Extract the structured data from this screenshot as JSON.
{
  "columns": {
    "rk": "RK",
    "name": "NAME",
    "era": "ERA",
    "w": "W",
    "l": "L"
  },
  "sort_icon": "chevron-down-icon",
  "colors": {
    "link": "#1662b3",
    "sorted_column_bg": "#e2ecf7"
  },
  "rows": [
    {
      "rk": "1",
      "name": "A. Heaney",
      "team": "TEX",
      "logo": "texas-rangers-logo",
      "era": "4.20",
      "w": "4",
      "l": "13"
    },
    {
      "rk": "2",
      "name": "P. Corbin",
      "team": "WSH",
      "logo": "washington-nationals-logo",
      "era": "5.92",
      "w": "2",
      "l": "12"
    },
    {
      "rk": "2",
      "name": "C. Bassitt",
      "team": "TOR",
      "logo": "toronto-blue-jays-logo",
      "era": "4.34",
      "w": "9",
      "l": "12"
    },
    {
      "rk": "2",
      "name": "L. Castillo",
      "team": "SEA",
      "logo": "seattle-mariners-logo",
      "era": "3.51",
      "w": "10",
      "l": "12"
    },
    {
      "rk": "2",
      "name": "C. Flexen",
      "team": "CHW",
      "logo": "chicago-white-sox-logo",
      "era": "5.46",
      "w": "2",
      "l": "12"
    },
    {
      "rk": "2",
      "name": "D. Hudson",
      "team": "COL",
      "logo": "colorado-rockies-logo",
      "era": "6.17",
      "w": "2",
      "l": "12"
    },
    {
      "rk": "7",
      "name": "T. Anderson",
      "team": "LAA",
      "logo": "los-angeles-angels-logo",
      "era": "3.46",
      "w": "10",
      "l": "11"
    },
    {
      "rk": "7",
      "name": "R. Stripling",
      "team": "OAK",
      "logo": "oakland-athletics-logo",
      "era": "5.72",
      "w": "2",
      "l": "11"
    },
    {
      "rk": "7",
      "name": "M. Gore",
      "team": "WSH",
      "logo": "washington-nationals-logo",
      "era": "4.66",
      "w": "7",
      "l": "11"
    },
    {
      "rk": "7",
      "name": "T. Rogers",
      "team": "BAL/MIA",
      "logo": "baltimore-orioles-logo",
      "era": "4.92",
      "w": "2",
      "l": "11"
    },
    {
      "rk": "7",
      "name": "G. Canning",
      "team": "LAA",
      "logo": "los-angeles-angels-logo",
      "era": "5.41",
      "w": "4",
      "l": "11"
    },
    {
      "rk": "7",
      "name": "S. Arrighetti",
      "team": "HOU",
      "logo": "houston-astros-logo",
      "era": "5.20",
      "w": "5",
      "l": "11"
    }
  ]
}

------------------------------------------------------------------------

Required work: Quote all the records. Keep every word exact.

Answer to this problem:
Extract the structured data from this screenshot as JSON.
{
  "columns": {
    "rk": "RK",
    "name": "NAME",
    "era": "ERA",
    "w": "W",
    "l": "L"
  },
  "sort_icon": "chevron-down-icon",
  "colors": {
    "link": "#1662b3",
    "sorted_column_bg": "#e2ecf7"
  },
  "rows": [
    {
      "rk": "1",
      "name": "A. Heaney",
      "team": "TEX",
      "logo": "texas-rangers-logo",
      "era": "4.20",
      "w": "4",
      "l": "13"
    },
    {
      "rk": "2",
      "name": "P. Corbin",
      "team": "WSH",
      "logo": "washington-nationals-logo",
      "era": "5.92",
      "w": "2",
      "l": "12"
    },
    {
      "rk": "2",
      "name": "C. Bassitt",
      "team": "TOR",
      "logo": "toronto-blue-jays-logo",
      "era": "4.34",
      "w": "9",
      "l": "12"
    },
    {
      "rk": "2",
      "name": "L. Castillo",
      "team": "SEA",
      "logo": "seattle-mariners-logo",
      "era": "3.51",
      "w": "10",
      "l": "12"
    },
    {
      "rk": "2",
      "name": "C. Flexen",
      "team": "CHW",
      "logo": "chicago-white-sox-logo",
      "era": "5.46",
      "w": "2",
      "l": "12"
    },
    {
      "rk": "2",
      "name": "D. Hudson",
      "team": "COL",
      "logo": "colorado-rockies-logo",
      "era": "6.17",
      "w": "2",
      "l": "12"
    },
    {
      "rk": "7",
      "name": "T. Anderson",
      "team": "LAA",
      "logo": "los-angeles-angels-logo",
      "era": "3.46",
      "w": "10",
      "l": "11"
    },
    {
      "rk": "7",
      "name": "R. Stripling",
      "team": "OAK",
      "logo": "oakland-athletics-logo",
      "era": "5.72",
      "w": "2",
      "l": "11"
    },
    {
      "rk": "7",
      "name": "M. Gore",
      "team": "WSH",
      "logo": "washington-nationals-logo",
      "era": "4.66",
      "w": "7",
      "l": "11"
    },
    {
      "rk": "7",
      "name": "T. Rogers",
      "team": "BAL/MIA",
      "logo": "baltimore-orioles-logo",
      "era": "4.92",
      "w": "2",
      "l": "11"
    },
    {
      "rk": "7",
      "name": "G. Canning",
      "team": "LAA",
      "logo": "los-angeles-angels-logo",
      "era": "5.41",
      "w": "4",
      "l": "11"
    },
    {
      "rk": "7",
      "name": "S. Arrighetti",
      "team": "HOU",
      "logo": "houston-astros-logo",
      "era": "5.20",
      "w": "5",
      "l": "11"
    }
  ]
}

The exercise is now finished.